» EXERCISE DIRECTIONS
Extract, from the listing that follows, each line containing the word "JSON".

» RECORDS SHOWN

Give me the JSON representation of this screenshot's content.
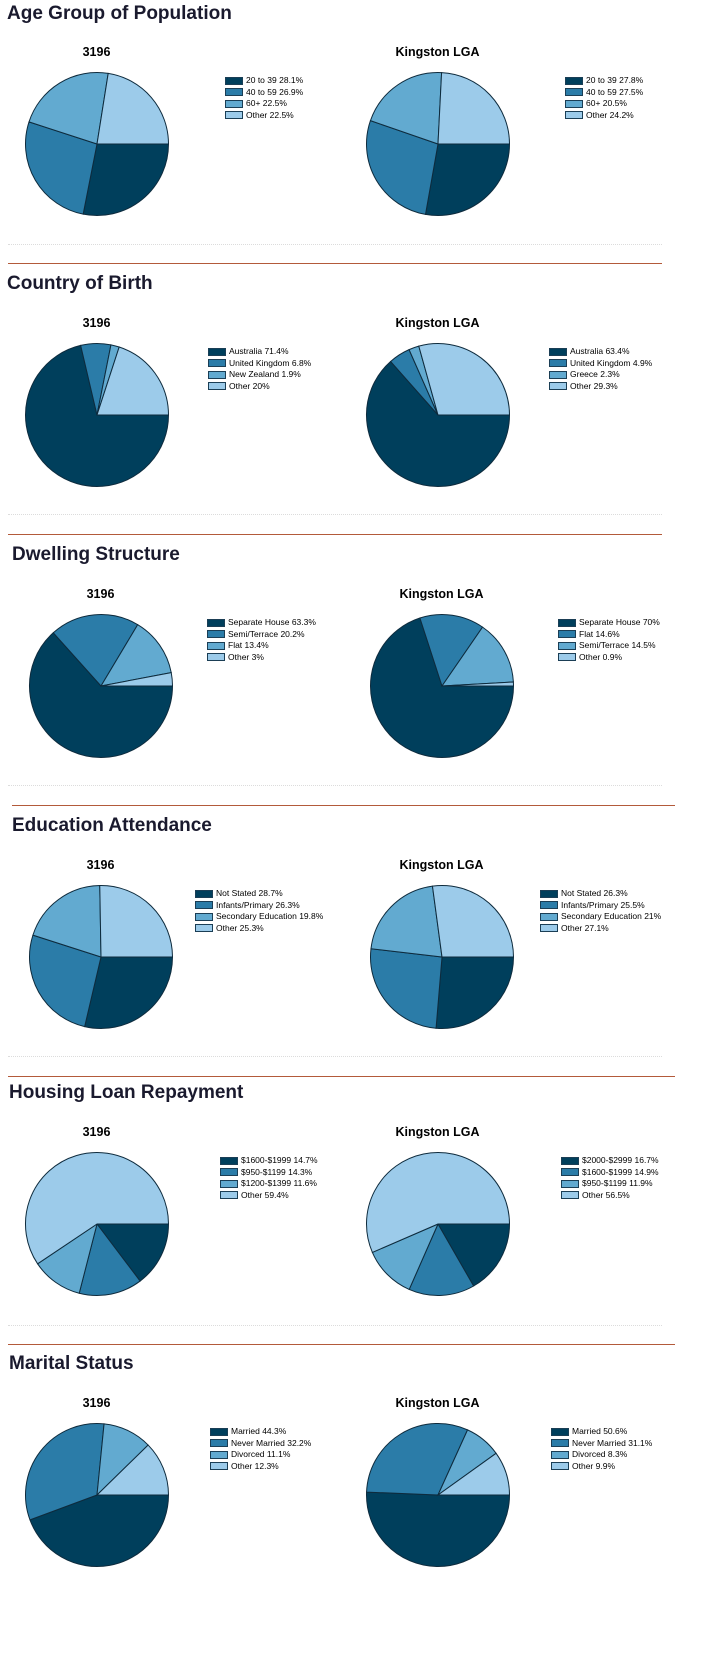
{
  "colors": [
    "#003f5c",
    "#2b7ca8",
    "#62aad0",
    "#9ccbea"
  ],
  "chart_data": [
    {
      "type": "pie",
      "title": "Age Group of Population",
      "panels": [
        {
          "title": "3196",
          "slices": [
            {
              "label": "20 to 39",
              "display": "28.1%",
              "value": 28.1
            },
            {
              "label": "40 to 59",
              "display": "26.9%",
              "value": 26.9
            },
            {
              "label": "60+",
              "display": "22.5%",
              "value": 22.5
            },
            {
              "label": "Other",
              "display": "22.5%",
              "value": 22.5
            }
          ]
        },
        {
          "title": "Kingston LGA",
          "slices": [
            {
              "label": "20 to 39",
              "display": "27.8%",
              "value": 27.8
            },
            {
              "label": "40 to 59",
              "display": "27.5%",
              "value": 27.5
            },
            {
              "label": "60+",
              "display": "20.5%",
              "value": 20.5
            },
            {
              "label": "Other",
              "display": "24.2%",
              "value": 24.2
            }
          ]
        }
      ]
    },
    {
      "type": "pie",
      "title": "Country of Birth",
      "panels": [
        {
          "title": "3196",
          "slices": [
            {
              "label": "Australia",
              "display": "71.4%",
              "value": 71.4
            },
            {
              "label": "United Kingdom",
              "display": "6.8%",
              "value": 6.8
            },
            {
              "label": "New Zealand",
              "display": "1.9%",
              "value": 1.9
            },
            {
              "label": "Other",
              "display": "20%",
              "value": 20
            }
          ]
        },
        {
          "title": "Kingston LGA",
          "slices": [
            {
              "label": "Australia",
              "display": "63.4%",
              "value": 63.4
            },
            {
              "label": "United Kingdom",
              "display": "4.9%",
              "value": 4.9
            },
            {
              "label": "Greece",
              "display": "2.3%",
              "value": 2.3
            },
            {
              "label": "Other",
              "display": "29.3%",
              "value": 29.3
            }
          ]
        }
      ]
    },
    {
      "type": "pie",
      "title": "Dwelling Structure",
      "panels": [
        {
          "title": "3196",
          "slices": [
            {
              "label": "Separate House",
              "display": "63.3%",
              "value": 63.3
            },
            {
              "label": "Semi/Terrace",
              "display": "20.2%",
              "value": 20.2
            },
            {
              "label": "Flat",
              "display": "13.4%",
              "value": 13.4
            },
            {
              "label": "Other",
              "display": "3%",
              "value": 3
            }
          ]
        },
        {
          "title": "Kingston LGA",
          "slices": [
            {
              "label": "Separate House",
              "display": "70%",
              "value": 70
            },
            {
              "label": "Flat",
              "display": "14.6%",
              "value": 14.6
            },
            {
              "label": "Semi/Terrace",
              "display": "14.5%",
              "value": 14.5
            },
            {
              "label": "Other",
              "display": "0.9%",
              "value": 0.9
            }
          ]
        }
      ]
    },
    {
      "type": "pie",
      "title": "Education Attendance",
      "panels": [
        {
          "title": "3196",
          "slices": [
            {
              "label": "Not Stated",
              "display": "28.7%",
              "value": 28.7
            },
            {
              "label": "Infants/Primary",
              "display": "26.3%",
              "value": 26.3
            },
            {
              "label": "Secondary Education",
              "display": "19.8%",
              "value": 19.8
            },
            {
              "label": "Other",
              "display": "25.3%",
              "value": 25.3
            }
          ]
        },
        {
          "title": "Kingston LGA",
          "slices": [
            {
              "label": "Not Stated",
              "display": "26.3%",
              "value": 26.3
            },
            {
              "label": "Infants/Primary",
              "display": "25.5%",
              "value": 25.5
            },
            {
              "label": "Secondary Education",
              "display": "21%",
              "value": 21
            },
            {
              "label": "Other",
              "display": "27.1%",
              "value": 27.1
            }
          ]
        }
      ]
    },
    {
      "type": "pie",
      "title": "Housing Loan Repayment",
      "panels": [
        {
          "title": "3196",
          "slices": [
            {
              "label": "$1600-$1999",
              "display": "14.7%",
              "value": 14.7
            },
            {
              "label": "$950-$1199",
              "display": "14.3%",
              "value": 14.3
            },
            {
              "label": "$1200-$1399",
              "display": "11.6%",
              "value": 11.6
            },
            {
              "label": "Other",
              "display": "59.4%",
              "value": 59.4
            }
          ]
        },
        {
          "title": "Kingston LGA",
          "slices": [
            {
              "label": "$2000-$2999",
              "display": "16.7%",
              "value": 16.7
            },
            {
              "label": "$1600-$1999",
              "display": "14.9%",
              "value": 14.9
            },
            {
              "label": "$950-$1199",
              "display": "11.9%",
              "value": 11.9
            },
            {
              "label": "Other",
              "display": "56.5%",
              "value": 56.5
            }
          ]
        }
      ]
    },
    {
      "type": "pie",
      "title": "Marital Status",
      "panels": [
        {
          "title": "3196",
          "slices": [
            {
              "label": "Married",
              "display": "44.3%",
              "value": 44.3
            },
            {
              "label": "Never Married",
              "display": "32.2%",
              "value": 32.2
            },
            {
              "label": "Divorced",
              "display": "11.1%",
              "value": 11.1
            },
            {
              "label": "Other",
              "display": "12.3%",
              "value": 12.3
            }
          ]
        },
        {
          "title": "Kingston LGA",
          "slices": [
            {
              "label": "Married",
              "display": "50.6%",
              "value": 50.6
            },
            {
              "label": "Never Married",
              "display": "31.1%",
              "value": 31.1
            },
            {
              "label": "Divorced",
              "display": "8.3%",
              "value": 8.3
            },
            {
              "label": "Other",
              "display": "9.9%",
              "value": 9.9
            }
          ]
        }
      ]
    }
  ]
}
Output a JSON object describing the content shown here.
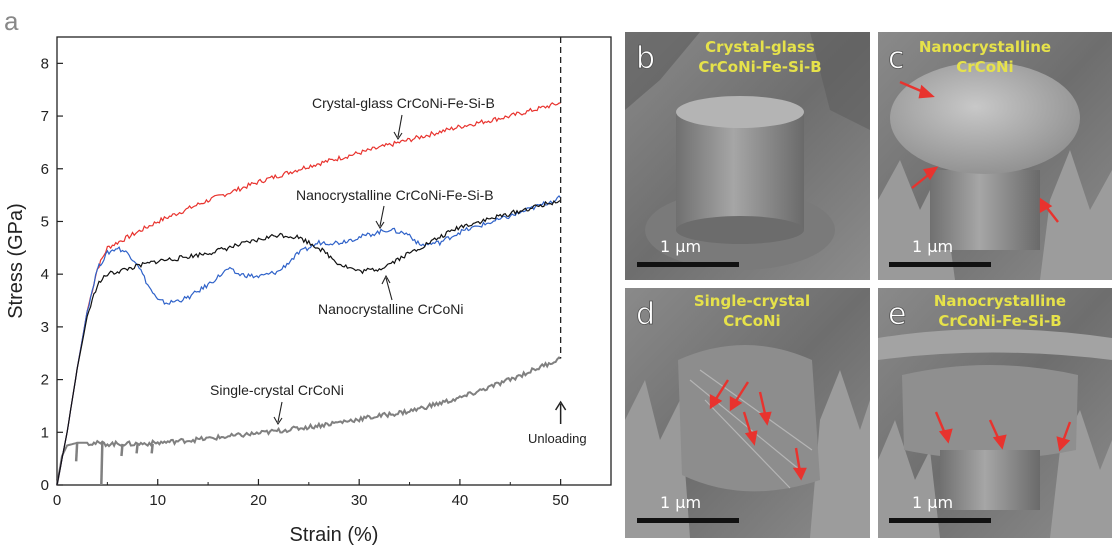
{
  "figure": {
    "panel_a_label": "a",
    "sem_panels": [
      {
        "letter": "b",
        "caption": [
          "Crystal-glass",
          "CrCoNi-Fe-Si-B"
        ],
        "scale_label": "1 μm"
      },
      {
        "letter": "c",
        "caption": [
          "Nanocrystalline",
          "CrCoNi"
        ],
        "scale_label": "1 μm"
      },
      {
        "letter": "d",
        "caption": [
          "Single-crystal",
          "CrCoNi"
        ],
        "scale_label": "1 μm"
      },
      {
        "letter": "e",
        "caption": [
          "Nanocrystalline",
          "CrCoNi-Fe-Si-B"
        ],
        "scale_label": "1 μm"
      }
    ],
    "colors": {
      "crystal_glass": "#e8332e",
      "nano_fesib": "#2f62c9",
      "nano_crconi": "#111111",
      "single_crystal": "#808080",
      "sem_caption": "#e6e24a",
      "arrow": "#e8332e"
    }
  },
  "chart_data": {
    "type": "line",
    "xlabel": "Strain (%)",
    "ylabel": "Stress (GPa)",
    "xlim": [
      0,
      55
    ],
    "ylim": [
      0,
      8.5
    ],
    "xticks": [
      0,
      10,
      20,
      30,
      40,
      50
    ],
    "yticks": [
      0,
      1,
      2,
      3,
      4,
      5,
      6,
      7,
      8
    ],
    "grid": false,
    "series": [
      {
        "name": "Crystal-glass CrCoNi-Fe-Si-B",
        "color": "#e8332e",
        "x": [
          0,
          1,
          2,
          3,
          4,
          5,
          7,
          10,
          15,
          20,
          25,
          30,
          35,
          40,
          45,
          50
        ],
        "y": [
          0,
          1.0,
          2.2,
          3.3,
          4.1,
          4.5,
          4.7,
          5.0,
          5.4,
          5.75,
          6.05,
          6.3,
          6.55,
          6.8,
          7.0,
          7.25
        ]
      },
      {
        "name": "Nanocrystalline CrCoNi-Fe-Si-B",
        "color": "#2f62c9",
        "x": [
          0,
          1,
          2,
          3,
          4,
          5,
          6,
          7,
          8,
          9,
          10,
          11,
          13,
          15,
          17,
          18,
          20,
          22,
          24,
          26,
          28,
          30,
          33,
          35,
          36,
          38,
          40,
          45,
          50
        ],
        "y": [
          0,
          1.0,
          2.2,
          3.3,
          4.1,
          4.4,
          4.5,
          4.4,
          4.2,
          3.8,
          3.5,
          3.45,
          3.55,
          3.8,
          4.1,
          4.0,
          3.95,
          4.05,
          4.4,
          4.6,
          4.6,
          4.7,
          4.85,
          4.75,
          4.55,
          4.6,
          4.8,
          5.1,
          5.45
        ]
      },
      {
        "name": "Nanocrystalline CrCoNi",
        "color": "#111111",
        "x": [
          0,
          1,
          2,
          3,
          4,
          5,
          6,
          8,
          10,
          12,
          15,
          18,
          20,
          22,
          24,
          26,
          28,
          30,
          32,
          34,
          36,
          38,
          40,
          45,
          50
        ],
        "y": [
          0,
          1.0,
          2.2,
          3.2,
          3.8,
          4.0,
          4.05,
          4.15,
          4.25,
          4.3,
          4.4,
          4.55,
          4.65,
          4.75,
          4.7,
          4.5,
          4.2,
          4.05,
          4.1,
          4.3,
          4.5,
          4.7,
          4.9,
          5.15,
          5.4
        ]
      },
      {
        "name": "Single-crystal CrCoNi",
        "color": "#808080",
        "x": [
          0,
          0.5,
          1,
          2,
          3,
          5,
          8,
          10,
          15,
          20,
          25,
          30,
          35,
          40,
          45,
          50
        ],
        "y": [
          0,
          0.55,
          0.75,
          0.8,
          0.8,
          0.78,
          0.78,
          0.8,
          0.88,
          0.98,
          1.1,
          1.25,
          1.4,
          1.65,
          2.0,
          2.4
        ]
      }
    ],
    "annotations": [
      {
        "text": "Crystal-glass CrCoNi-Fe-Si-B"
      },
      {
        "text": "Nanocrystalline CrCoNi-Fe-Si-B"
      },
      {
        "text": "Nanocrystalline CrCoNi"
      },
      {
        "text": "Single-crystal CrCoNi"
      },
      {
        "text": "Unloading"
      }
    ]
  }
}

» OUTPUT OF THE TASK
Give me the JSON representation of this screenshot's content.
Output a JSON object describing the content shown here.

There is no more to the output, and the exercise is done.